Goal: Pick out each line below containing "ffffff".

(Part of a data file)
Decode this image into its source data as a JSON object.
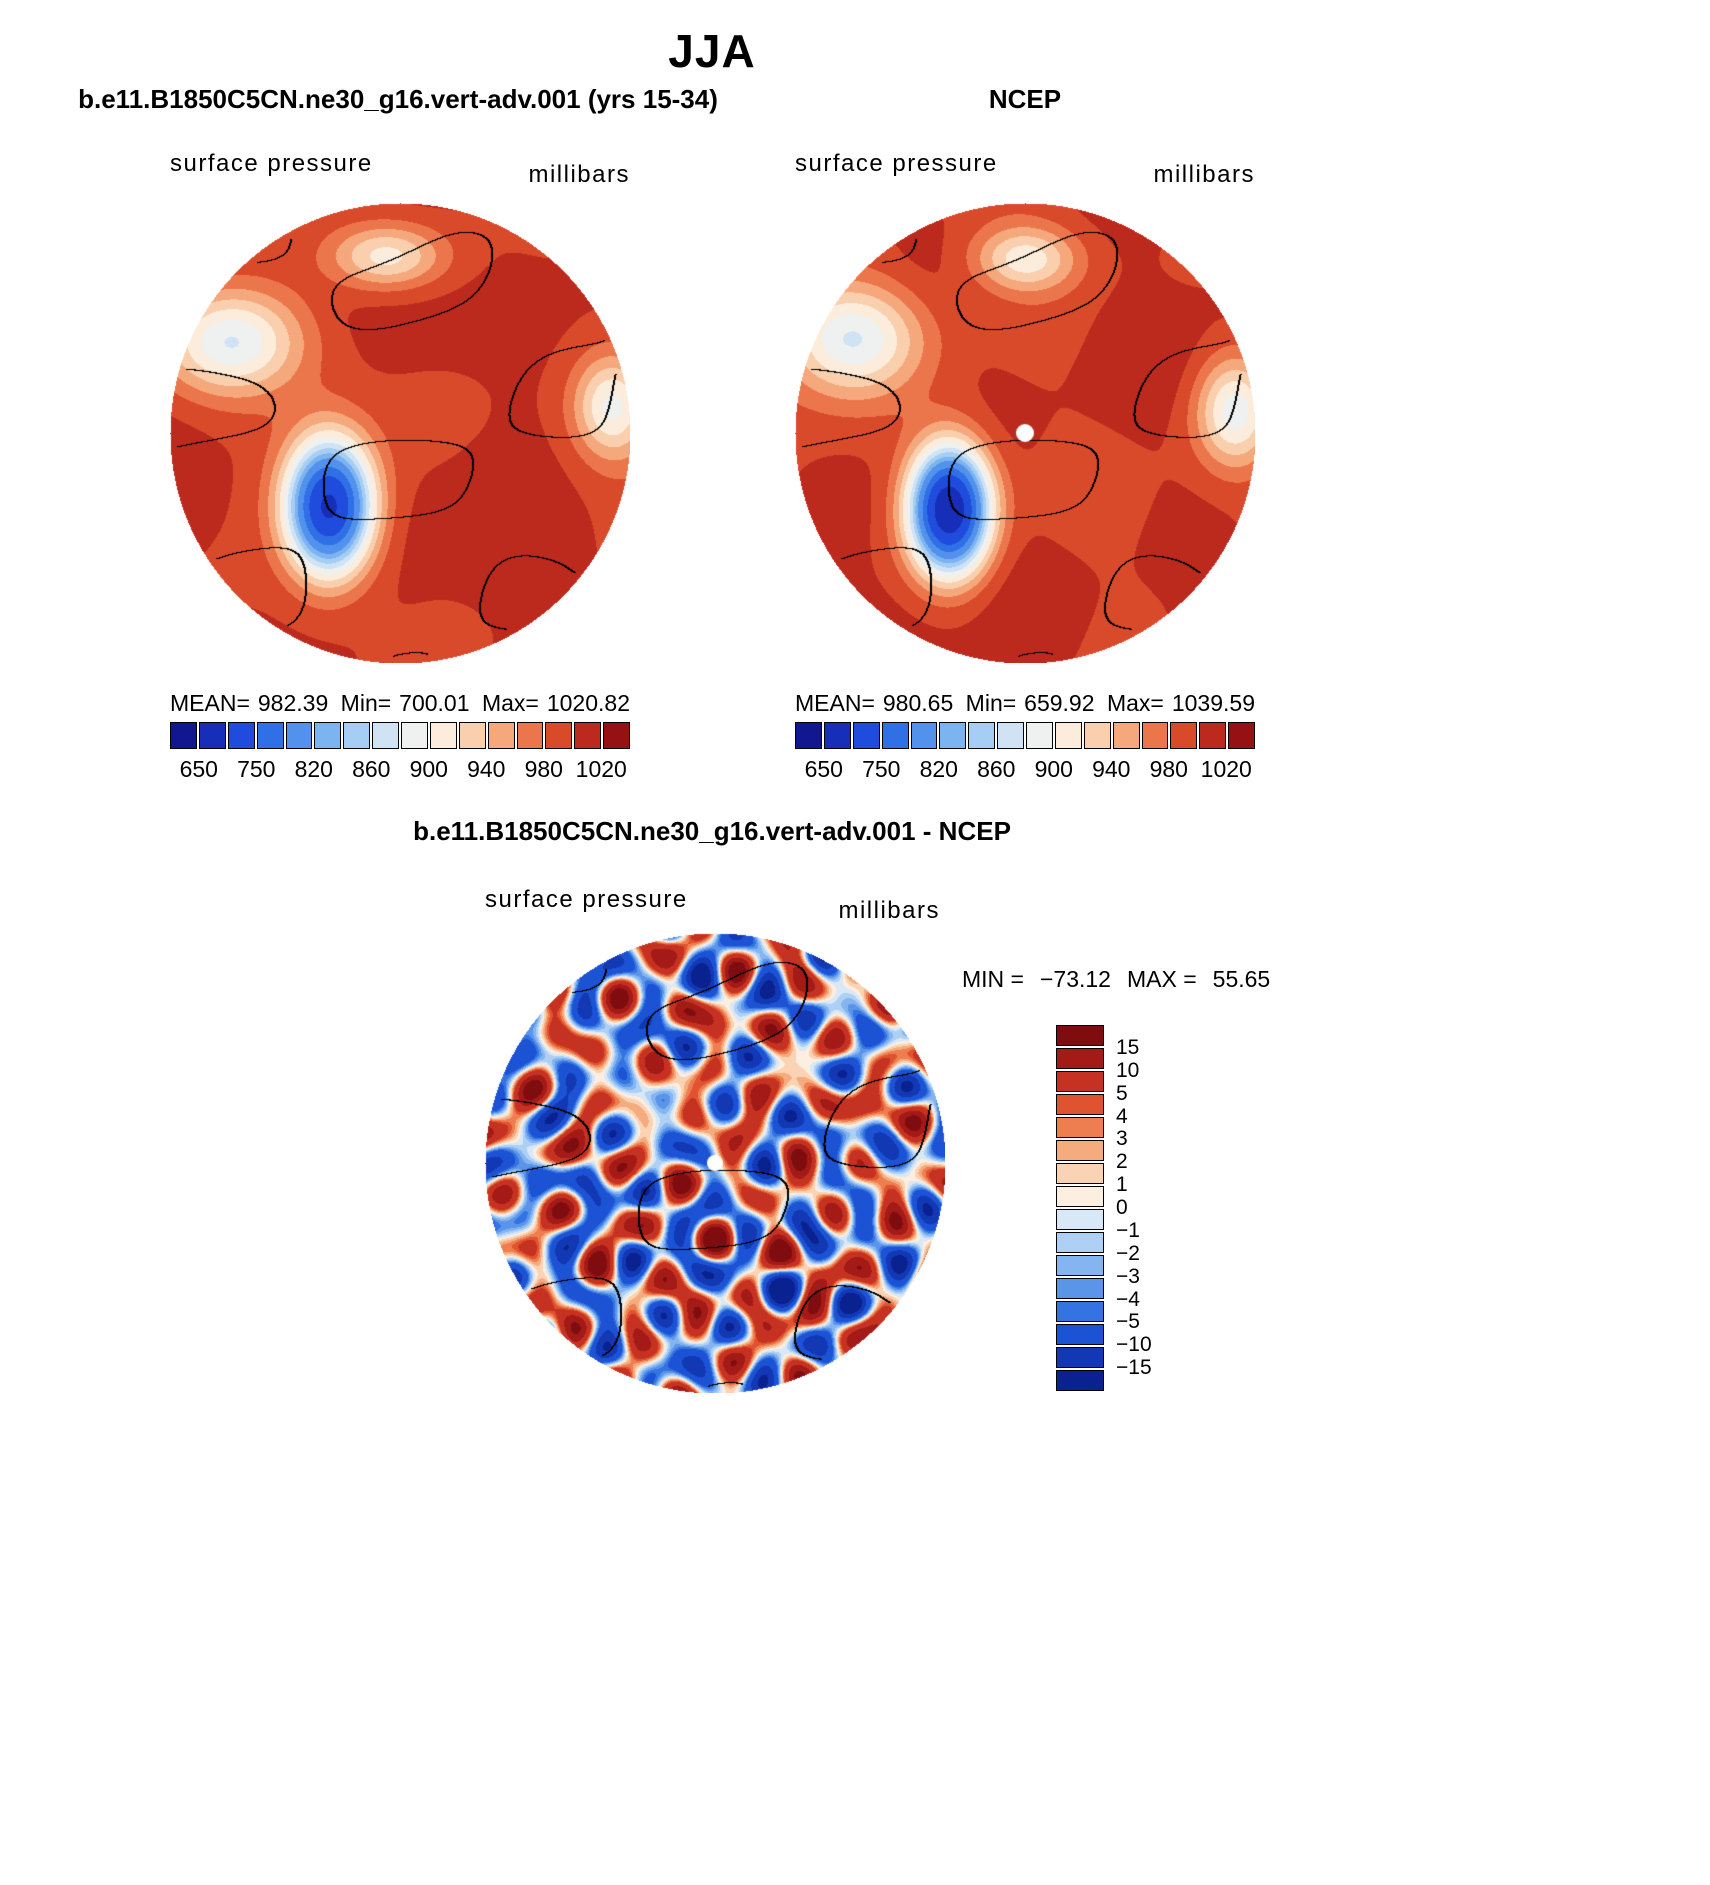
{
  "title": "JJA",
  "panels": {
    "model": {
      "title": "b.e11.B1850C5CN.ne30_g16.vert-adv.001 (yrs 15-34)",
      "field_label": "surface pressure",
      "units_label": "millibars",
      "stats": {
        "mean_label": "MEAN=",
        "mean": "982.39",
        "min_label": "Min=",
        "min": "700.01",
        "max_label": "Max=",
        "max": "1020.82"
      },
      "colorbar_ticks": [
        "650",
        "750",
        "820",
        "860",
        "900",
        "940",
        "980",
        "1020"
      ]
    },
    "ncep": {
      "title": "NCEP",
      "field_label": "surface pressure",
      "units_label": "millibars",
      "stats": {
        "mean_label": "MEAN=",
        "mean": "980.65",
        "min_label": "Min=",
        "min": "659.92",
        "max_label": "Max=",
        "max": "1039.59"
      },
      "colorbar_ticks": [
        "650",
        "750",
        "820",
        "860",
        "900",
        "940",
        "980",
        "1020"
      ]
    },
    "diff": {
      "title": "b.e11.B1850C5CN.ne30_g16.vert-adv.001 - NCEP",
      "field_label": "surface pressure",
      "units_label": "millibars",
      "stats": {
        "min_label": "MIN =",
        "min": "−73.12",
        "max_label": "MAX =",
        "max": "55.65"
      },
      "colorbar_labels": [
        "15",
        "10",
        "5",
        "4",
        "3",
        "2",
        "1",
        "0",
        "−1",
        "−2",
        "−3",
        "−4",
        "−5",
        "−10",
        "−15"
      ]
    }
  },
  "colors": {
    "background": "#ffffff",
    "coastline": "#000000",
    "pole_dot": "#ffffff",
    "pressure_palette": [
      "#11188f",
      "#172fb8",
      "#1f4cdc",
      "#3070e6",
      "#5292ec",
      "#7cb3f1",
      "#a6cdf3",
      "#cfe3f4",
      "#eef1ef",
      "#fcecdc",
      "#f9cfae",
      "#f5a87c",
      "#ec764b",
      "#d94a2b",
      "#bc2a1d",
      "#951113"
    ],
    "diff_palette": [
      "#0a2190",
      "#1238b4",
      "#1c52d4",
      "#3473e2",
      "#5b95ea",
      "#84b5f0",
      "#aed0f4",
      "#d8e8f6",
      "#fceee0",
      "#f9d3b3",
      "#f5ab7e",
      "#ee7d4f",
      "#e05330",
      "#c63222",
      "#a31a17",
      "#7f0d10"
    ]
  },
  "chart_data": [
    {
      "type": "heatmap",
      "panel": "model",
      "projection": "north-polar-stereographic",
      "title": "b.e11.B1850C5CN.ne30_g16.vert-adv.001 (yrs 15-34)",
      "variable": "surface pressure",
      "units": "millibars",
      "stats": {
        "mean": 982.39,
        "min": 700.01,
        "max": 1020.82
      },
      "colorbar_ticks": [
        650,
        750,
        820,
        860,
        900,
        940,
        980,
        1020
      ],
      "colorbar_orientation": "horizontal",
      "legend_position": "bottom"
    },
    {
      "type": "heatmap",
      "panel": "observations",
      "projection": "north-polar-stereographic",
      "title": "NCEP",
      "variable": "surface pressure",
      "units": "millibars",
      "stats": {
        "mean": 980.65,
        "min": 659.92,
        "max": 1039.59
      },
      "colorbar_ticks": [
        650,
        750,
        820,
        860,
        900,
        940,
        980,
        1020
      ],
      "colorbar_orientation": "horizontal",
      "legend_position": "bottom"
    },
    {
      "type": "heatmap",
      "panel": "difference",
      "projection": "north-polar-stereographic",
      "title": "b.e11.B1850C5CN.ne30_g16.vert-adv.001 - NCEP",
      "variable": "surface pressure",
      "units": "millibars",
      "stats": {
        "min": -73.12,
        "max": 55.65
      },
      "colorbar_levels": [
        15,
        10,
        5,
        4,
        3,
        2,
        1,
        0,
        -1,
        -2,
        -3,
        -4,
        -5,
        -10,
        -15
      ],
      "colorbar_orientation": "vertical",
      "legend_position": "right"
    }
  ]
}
==
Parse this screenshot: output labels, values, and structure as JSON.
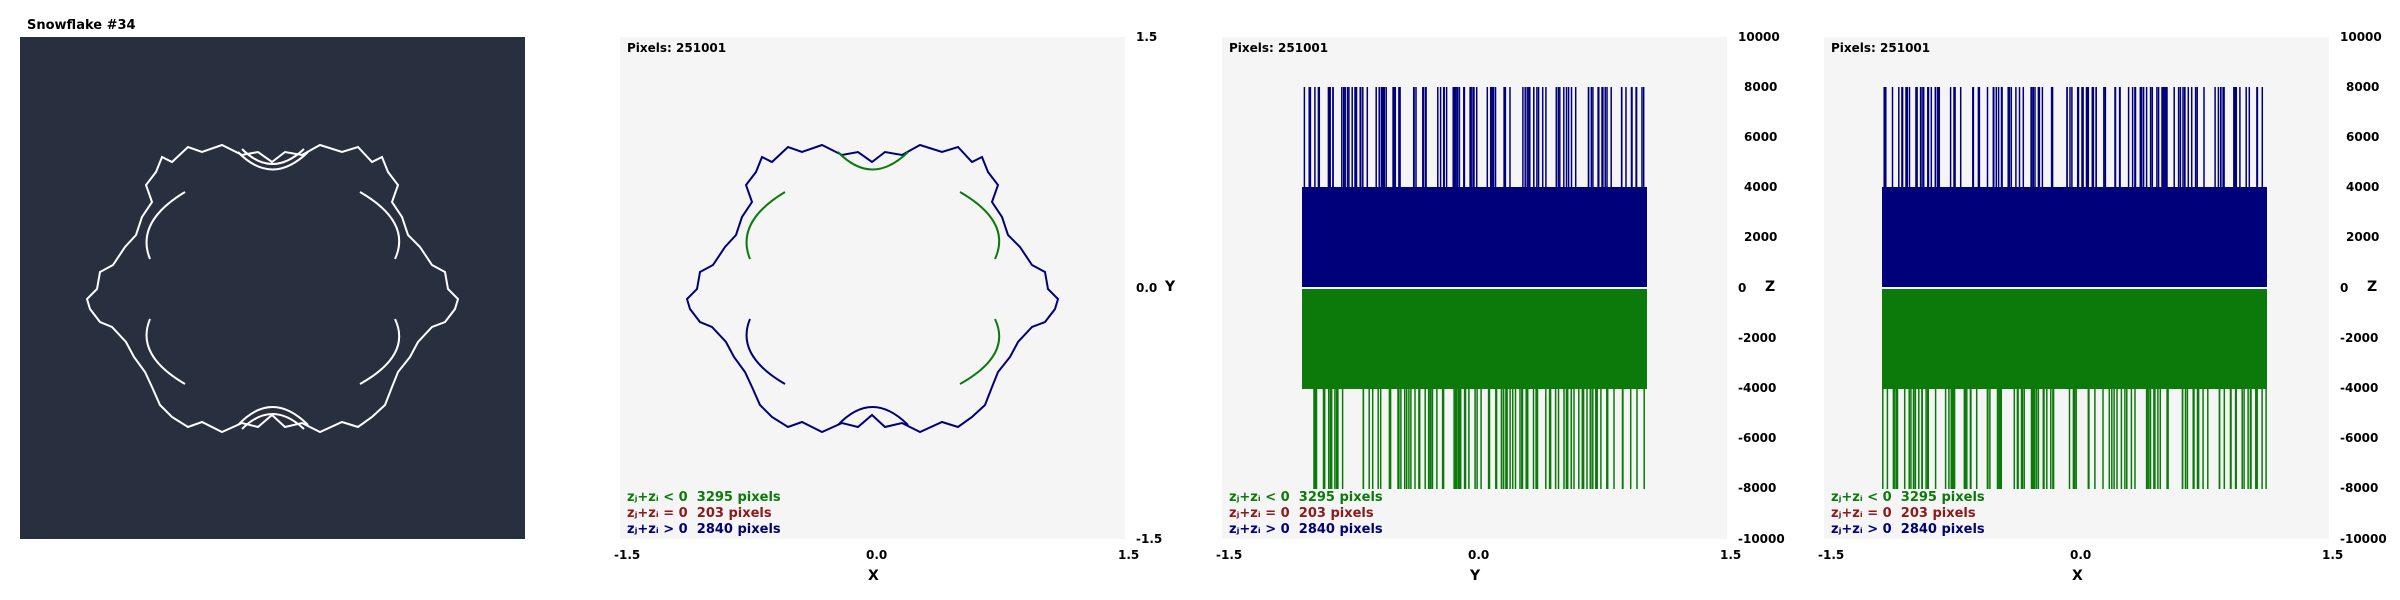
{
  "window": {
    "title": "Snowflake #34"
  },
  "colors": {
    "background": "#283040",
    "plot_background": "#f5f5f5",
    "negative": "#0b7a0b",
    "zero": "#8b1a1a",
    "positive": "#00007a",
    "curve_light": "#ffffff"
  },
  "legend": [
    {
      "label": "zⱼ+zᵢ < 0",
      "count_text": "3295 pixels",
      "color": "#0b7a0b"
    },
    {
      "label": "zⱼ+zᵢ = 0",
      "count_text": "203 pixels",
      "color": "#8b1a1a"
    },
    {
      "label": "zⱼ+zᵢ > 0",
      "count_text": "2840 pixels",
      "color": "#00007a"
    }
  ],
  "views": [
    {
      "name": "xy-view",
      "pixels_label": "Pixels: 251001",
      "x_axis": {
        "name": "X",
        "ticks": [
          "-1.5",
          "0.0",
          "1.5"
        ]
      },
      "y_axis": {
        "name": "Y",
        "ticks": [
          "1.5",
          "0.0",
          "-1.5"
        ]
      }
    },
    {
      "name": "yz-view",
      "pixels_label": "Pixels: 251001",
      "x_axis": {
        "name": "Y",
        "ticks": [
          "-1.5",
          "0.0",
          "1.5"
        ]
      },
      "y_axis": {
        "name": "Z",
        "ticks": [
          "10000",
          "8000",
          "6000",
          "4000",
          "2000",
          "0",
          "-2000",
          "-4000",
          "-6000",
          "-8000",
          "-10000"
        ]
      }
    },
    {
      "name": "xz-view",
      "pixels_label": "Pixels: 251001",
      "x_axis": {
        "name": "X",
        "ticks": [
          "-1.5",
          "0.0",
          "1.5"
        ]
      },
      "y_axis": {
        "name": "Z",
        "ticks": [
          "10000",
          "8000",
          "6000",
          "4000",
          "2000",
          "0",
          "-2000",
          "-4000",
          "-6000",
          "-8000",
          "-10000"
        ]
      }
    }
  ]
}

Problem solution:
    "background": "#ffffff",
    "pole_dot": "#ffffff",
    "curve_light": "#ffffff"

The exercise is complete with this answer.